Indica cuál era, según el texto sobre la canasta alimentaria, el valor mensual por persona de la canasta en las zonas rurales en febrero de 2026.

### Texto de referencia
::::::

En febrero de 2026 los hogares mexicanos enfrentaron una escalada en el precio de los alimentos básicos que superó el ritmo del aumento general de precios. Según datos del INEGI, la canasta alimentaria registró incrementos anuales por encima de la inflación, lo que obliga a revisar cuánto de ingreso debe destinar cada persona para cubrir sus necesidades mínimas de alimentación y cómo esto repercute en el gasto familiar.
Los números oficiales muestran que la presión sobre el costo de vida no es homogénea: las cifras difieren entre áreas urbanas y rurales y el comportamiento de ciertos productos fue determinante para el resultado agregado. Entender estos movimientos permite interpretar mejor las líneas de pobreza que utiliza la autoridad para medir el bienestar y planear políticas o decisiones domésticas.
Cuánto cuesta la canasta y qué representan las líneas de pobreza
Para febrero de 2026 el valor de la canasta alimentaria se situó en 2,516.97 pesos mensuales por persona en zonas urbanas y en 1,887.58 pesos en las zonas rurales. Estas cifras constituyen la referencia para la Línea de pobreza extrema por ingresos, que indica el mínimo necesario para adquirir los alimentos básicos. Al ampliar la medición e incluir bienes y servicios no alimentarios —vivienda, transporte, salud, entre otros— la línea de pobreza por ingresos ascendió a 4,877.87 pesos mensuales por persona en el entorno urbano y a 3,494.95 pesos en el rural.

::::::

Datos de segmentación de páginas
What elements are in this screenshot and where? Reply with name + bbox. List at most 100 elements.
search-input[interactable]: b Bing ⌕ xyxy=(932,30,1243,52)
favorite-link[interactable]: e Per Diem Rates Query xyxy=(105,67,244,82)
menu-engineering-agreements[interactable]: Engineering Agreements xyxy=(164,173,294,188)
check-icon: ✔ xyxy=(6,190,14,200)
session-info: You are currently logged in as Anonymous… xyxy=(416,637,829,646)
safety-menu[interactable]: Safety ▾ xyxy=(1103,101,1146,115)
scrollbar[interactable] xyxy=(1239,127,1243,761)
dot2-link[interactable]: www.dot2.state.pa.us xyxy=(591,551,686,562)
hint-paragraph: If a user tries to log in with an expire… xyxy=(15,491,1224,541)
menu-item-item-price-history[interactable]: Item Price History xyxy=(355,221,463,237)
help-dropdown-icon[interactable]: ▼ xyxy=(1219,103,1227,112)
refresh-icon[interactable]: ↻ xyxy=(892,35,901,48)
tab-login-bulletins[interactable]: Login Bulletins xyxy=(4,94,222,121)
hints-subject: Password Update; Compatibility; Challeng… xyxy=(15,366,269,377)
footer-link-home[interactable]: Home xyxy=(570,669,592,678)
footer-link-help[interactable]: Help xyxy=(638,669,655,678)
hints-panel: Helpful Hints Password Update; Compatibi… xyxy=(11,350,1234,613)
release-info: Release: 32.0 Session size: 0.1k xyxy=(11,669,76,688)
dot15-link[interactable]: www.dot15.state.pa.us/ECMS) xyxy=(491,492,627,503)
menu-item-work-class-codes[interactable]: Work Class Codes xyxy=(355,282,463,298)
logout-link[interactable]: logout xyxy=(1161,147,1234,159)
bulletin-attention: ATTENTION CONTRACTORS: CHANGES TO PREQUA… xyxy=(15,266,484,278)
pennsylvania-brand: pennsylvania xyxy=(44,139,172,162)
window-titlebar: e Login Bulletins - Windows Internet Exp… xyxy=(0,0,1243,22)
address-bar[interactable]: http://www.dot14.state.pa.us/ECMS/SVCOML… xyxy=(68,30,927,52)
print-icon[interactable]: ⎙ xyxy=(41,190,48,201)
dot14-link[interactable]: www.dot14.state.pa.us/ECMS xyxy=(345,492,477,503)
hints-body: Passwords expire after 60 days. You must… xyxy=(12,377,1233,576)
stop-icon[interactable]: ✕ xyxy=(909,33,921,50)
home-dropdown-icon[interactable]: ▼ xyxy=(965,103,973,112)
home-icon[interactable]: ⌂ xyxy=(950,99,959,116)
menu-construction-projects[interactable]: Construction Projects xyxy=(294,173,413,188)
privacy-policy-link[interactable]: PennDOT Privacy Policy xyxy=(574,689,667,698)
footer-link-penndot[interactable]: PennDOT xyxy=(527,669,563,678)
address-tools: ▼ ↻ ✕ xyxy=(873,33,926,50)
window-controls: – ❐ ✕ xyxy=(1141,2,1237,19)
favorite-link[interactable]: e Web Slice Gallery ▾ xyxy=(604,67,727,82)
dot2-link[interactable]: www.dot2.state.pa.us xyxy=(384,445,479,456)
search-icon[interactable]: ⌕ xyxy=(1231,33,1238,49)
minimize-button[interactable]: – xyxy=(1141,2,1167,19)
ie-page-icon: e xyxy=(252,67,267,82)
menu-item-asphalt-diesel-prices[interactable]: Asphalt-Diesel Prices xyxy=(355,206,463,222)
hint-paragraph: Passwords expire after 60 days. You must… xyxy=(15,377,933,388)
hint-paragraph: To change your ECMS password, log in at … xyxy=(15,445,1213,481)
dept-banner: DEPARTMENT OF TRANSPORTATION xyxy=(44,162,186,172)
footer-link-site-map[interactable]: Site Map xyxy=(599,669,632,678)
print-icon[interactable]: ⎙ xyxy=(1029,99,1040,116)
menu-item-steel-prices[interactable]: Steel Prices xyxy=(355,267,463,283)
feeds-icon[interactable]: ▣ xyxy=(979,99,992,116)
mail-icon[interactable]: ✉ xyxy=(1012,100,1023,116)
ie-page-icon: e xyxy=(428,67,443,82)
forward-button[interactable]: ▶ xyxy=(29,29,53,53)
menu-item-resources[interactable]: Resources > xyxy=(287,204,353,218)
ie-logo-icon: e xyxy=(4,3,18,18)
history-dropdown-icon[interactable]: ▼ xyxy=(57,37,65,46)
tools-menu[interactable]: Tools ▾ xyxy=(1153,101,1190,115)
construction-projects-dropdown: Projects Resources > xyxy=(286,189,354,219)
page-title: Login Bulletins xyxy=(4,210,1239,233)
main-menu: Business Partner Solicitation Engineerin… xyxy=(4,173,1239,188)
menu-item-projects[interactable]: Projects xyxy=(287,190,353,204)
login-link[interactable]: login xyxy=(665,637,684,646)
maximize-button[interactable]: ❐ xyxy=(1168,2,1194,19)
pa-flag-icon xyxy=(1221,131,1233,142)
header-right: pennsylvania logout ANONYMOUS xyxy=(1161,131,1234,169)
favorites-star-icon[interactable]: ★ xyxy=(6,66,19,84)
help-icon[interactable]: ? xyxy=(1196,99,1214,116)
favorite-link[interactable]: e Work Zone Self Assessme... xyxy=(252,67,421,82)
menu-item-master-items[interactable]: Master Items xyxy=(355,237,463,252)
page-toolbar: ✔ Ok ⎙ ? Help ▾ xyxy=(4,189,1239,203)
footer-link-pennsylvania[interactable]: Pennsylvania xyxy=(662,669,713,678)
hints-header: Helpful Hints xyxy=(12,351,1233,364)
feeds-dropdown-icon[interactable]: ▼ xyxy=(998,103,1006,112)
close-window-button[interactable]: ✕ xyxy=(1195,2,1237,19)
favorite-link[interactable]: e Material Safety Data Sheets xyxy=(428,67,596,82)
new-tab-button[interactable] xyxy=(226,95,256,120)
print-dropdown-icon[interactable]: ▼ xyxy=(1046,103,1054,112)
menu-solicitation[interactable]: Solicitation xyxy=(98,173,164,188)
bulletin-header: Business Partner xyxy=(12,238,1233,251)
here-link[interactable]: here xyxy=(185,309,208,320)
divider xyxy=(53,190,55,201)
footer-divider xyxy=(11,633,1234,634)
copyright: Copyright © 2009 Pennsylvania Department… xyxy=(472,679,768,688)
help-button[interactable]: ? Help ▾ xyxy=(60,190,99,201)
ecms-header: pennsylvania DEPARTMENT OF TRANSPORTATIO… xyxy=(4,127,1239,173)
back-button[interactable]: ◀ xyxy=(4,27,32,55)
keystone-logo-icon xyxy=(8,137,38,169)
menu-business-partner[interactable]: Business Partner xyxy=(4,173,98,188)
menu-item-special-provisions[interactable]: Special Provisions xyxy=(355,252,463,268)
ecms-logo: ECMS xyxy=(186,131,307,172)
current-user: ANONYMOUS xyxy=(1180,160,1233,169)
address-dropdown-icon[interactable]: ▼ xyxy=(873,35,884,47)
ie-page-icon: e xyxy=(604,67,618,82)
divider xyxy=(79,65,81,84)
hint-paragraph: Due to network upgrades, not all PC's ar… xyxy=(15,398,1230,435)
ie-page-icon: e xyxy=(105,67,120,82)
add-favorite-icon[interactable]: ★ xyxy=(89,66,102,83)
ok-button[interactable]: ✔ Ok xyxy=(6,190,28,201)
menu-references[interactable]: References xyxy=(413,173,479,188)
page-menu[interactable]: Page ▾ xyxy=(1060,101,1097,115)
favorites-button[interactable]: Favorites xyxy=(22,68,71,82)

::::::

### Solución
1,887.58 pesos mensuales por persona.